## [What to produce]
Tally the lines in the following entries that include the word "JSON"; state only the total.

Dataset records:
start

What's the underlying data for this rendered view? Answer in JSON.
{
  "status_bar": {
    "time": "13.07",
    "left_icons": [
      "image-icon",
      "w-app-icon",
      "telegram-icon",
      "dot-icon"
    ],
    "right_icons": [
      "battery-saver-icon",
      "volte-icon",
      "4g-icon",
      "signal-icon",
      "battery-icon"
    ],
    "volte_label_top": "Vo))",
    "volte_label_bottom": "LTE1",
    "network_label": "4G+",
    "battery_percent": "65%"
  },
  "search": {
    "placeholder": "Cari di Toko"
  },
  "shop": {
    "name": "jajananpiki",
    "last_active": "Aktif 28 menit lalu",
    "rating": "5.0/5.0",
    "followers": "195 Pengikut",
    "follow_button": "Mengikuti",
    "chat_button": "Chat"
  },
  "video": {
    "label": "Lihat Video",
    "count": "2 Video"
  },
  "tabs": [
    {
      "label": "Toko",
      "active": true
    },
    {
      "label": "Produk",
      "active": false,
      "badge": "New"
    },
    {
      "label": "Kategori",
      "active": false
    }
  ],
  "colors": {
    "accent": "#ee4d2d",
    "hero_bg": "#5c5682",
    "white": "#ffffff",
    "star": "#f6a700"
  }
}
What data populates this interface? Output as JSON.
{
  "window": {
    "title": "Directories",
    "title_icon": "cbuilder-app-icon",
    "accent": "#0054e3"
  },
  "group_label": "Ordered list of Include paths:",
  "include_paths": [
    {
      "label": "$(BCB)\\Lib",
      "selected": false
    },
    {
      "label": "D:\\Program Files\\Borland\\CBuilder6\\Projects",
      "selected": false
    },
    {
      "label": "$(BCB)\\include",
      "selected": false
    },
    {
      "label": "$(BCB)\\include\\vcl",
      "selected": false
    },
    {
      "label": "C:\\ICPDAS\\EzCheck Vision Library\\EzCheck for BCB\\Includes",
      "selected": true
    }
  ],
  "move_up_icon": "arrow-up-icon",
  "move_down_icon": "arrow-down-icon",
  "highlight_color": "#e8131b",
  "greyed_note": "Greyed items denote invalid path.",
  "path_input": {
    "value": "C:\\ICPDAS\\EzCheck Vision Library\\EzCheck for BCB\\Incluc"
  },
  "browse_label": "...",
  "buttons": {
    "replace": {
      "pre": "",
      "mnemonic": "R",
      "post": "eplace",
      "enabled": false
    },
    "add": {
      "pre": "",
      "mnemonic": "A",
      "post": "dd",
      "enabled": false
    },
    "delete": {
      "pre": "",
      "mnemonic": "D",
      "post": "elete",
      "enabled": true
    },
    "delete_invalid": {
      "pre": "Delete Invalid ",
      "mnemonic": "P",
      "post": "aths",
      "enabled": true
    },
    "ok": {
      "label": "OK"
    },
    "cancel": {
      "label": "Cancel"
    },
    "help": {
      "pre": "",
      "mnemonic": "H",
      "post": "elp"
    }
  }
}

end

## [Exercise result]
2